◆ Dataset items
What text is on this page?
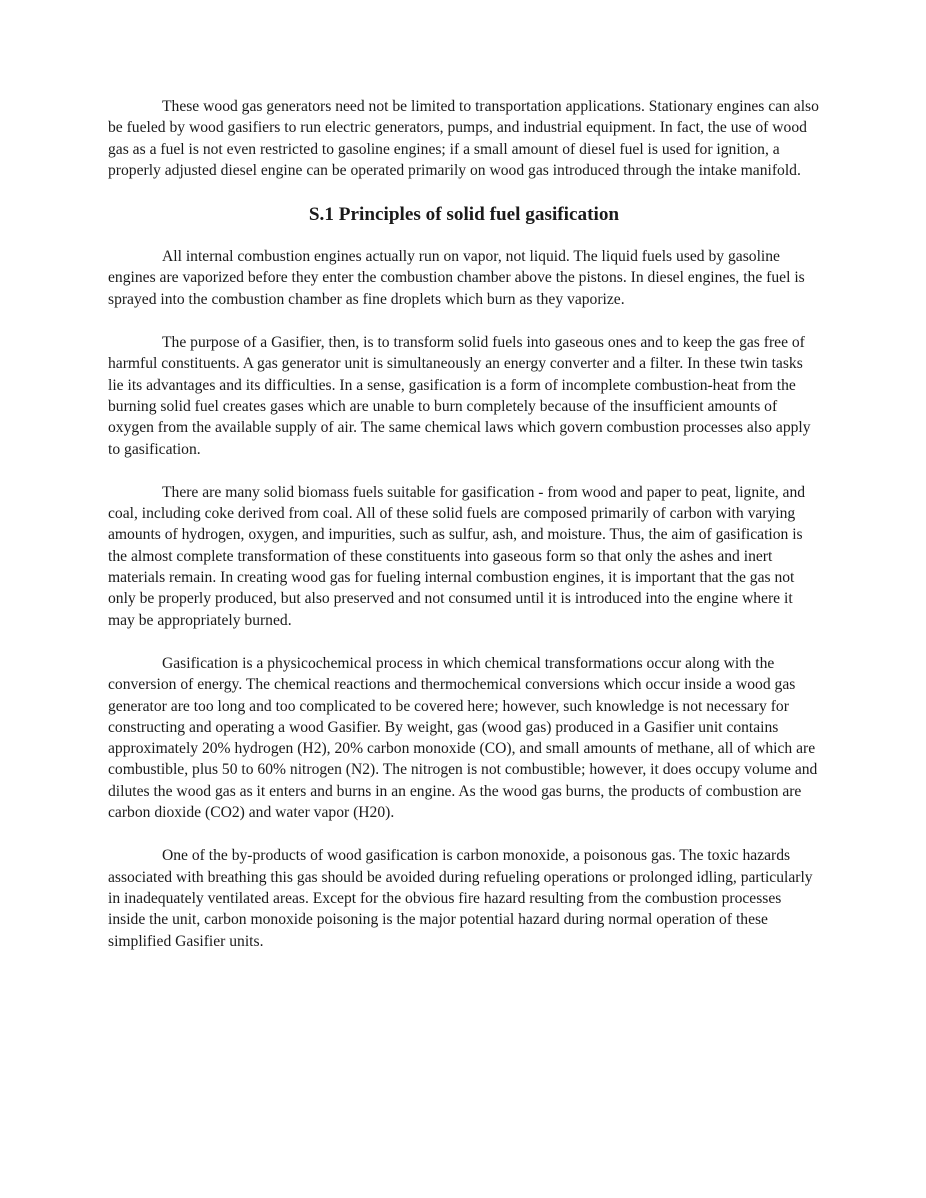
These wood gas generators need not be limited to transportation applications. Stationary engines can also be fueled by wood gasifiers to run electric generators, pumps, and industrial equipment. In fact, the use of wood gas as a fuel is not even restricted to gasoline engines; if a small amount of diesel fuel is used for ignition, a properly adjusted diesel engine can be operated primarily on wood gas introduced through the intake manifold.

S.1 Principles of solid fuel gasification

All internal combustion engines actually run on vapor, not liquid. The liquid fuels used by gasoline engines are vaporized before they enter the combustion chamber above the pistons. In diesel engines, the fuel is sprayed into the combustion chamber as fine droplets which burn as they vaporize.

The purpose of a Gasifier, then, is to transform solid fuels into gaseous ones and to keep the gas free of harmful constituents. A gas generator unit is simultaneously an energy converter and a filter. In these twin tasks lie its advantages and its difficulties. In a sense, gasification is a form of incomplete combustion-heat from the burning solid fuel creates gases which are unable to burn completely because of the insufficient amounts of oxygen from the available supply of air. The same chemical laws which govern combustion processes also apply to gasification.

There are many solid biomass fuels suitable for gasification - from wood and paper to peat, lignite, and coal, including coke derived from coal. All of these solid fuels are composed primarily of carbon with varying amounts of hydrogen, oxygen, and impurities, such as sulfur, ash, and moisture. Thus, the aim of gasification is the almost complete transformation of these constituents into gaseous form so that only the ashes and inert materials remain. In creating wood gas for fueling internal combustion engines, it is important that the gas not only be properly produced, but also preserved and not consumed until it is introduced into the engine where it may be appropriately burned.

Gasification is a physicochemical process in which chemical transformations occur along with the conversion of energy. The chemical reactions and thermochemical conversions which occur inside a wood gas generator are too long and too complicated to be covered here; however, such knowledge is not necessary for constructing and operating a wood Gasifier. By weight, gas (wood gas) produced in a Gasifier unit contains approximately 20% hydrogen (H2), 20% carbon monoxide (CO), and small amounts of methane, all of which are combustible, plus 50 to 60% nitrogen (N2). The nitrogen is not combustible; however, it does occupy volume and dilutes the wood gas as it enters and burns in an engine. As the wood gas burns, the products of combustion are carbon dioxide (CO2) and water vapor (H20).

One of the by-products of wood gasification is carbon monoxide, a poisonous gas. The toxic hazards associated with breathing this gas should be avoided during refueling operations or prolonged idling, particularly in inadequately ventilated areas. Except for the obvious fire hazard resulting from the combustion processes inside the unit, carbon monoxide poisoning is the major potential hazard during normal operation of these simplified Gasifier units.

◆ Exercise
All the lines above are to be given again exactly as they read, with the pictures removed.

◆ Expected answer
What text is on this page?
These wood gas generators need not be limited to transportation applications. Stationary engines can also be fueled by wood gasifiers to run electric generators, pumps, and industrial equipment. In fact, the use of wood gas as a fuel is not even restricted to gasoline engines; if a small amount of diesel fuel is used for ignition, a properly adjusted diesel engine can be operated primarily on wood gas introduced through the intake manifold.

S.1 Principles of solid fuel gasification

All internal combustion engines actually run on vapor, not liquid. The liquid fuels used by gasoline engines are vaporized before they enter the combustion chamber above the pistons. In diesel engines, the fuel is sprayed into the combustion chamber as fine droplets which burn as they vaporize.

The purpose of a Gasifier, then, is to transform solid fuels into gaseous ones and to keep the gas free of harmful constituents. A gas generator unit is simultaneously an energy converter and a filter. In these twin tasks lie its advantages and its difficulties. In a sense, gasification is a form of incomplete combustion-heat from the burning solid fuel creates gases which are unable to burn completely because of the insufficient amounts of oxygen from the available supply of air. The same chemical laws which govern combustion processes also apply to gasification.

There are many solid biomass fuels suitable for gasification - from wood and paper to peat, lignite, and coal, including coke derived from coal. All of these solid fuels are composed primarily of carbon with varying amounts of hydrogen, oxygen, and impurities, such as sulfur, ash, and moisture. Thus, the aim of gasification is the almost complete transformation of these constituents into gaseous form so that only the ashes and inert materials remain. In creating wood gas for fueling internal combustion engines, it is important that the gas not only be properly produced, but also preserved and not consumed until it is introduced into the engine where it may be appropriately burned.

Gasification is a physicochemical process in which chemical transformations occur along with the conversion of energy. The chemical reactions and thermochemical conversions which occur inside a wood gas generator are too long and too complicated to be covered here; however, such knowledge is not necessary for constructing and operating a wood Gasifier. By weight, gas (wood gas) produced in a Gasifier unit contains approximately 20% hydrogen (H2), 20% carbon monoxide (CO), and small amounts of methane, all of which are combustible, plus 50 to 60% nitrogen (N2). The nitrogen is not combustible; however, it does occupy volume and dilutes the wood gas as it enters and burns in an engine. As the wood gas burns, the products of combustion are carbon dioxide (CO2) and water vapor (H20).

One of the by-products of wood gasification is carbon monoxide, a poisonous gas. The toxic hazards associated with breathing this gas should be avoided during refueling operations or prolonged idling, particularly in inadequately ventilated areas. Except for the obvious fire hazard resulting from the combustion processes inside the unit, carbon monoxide poisoning is the major potential hazard during normal operation of these simplified Gasifier units.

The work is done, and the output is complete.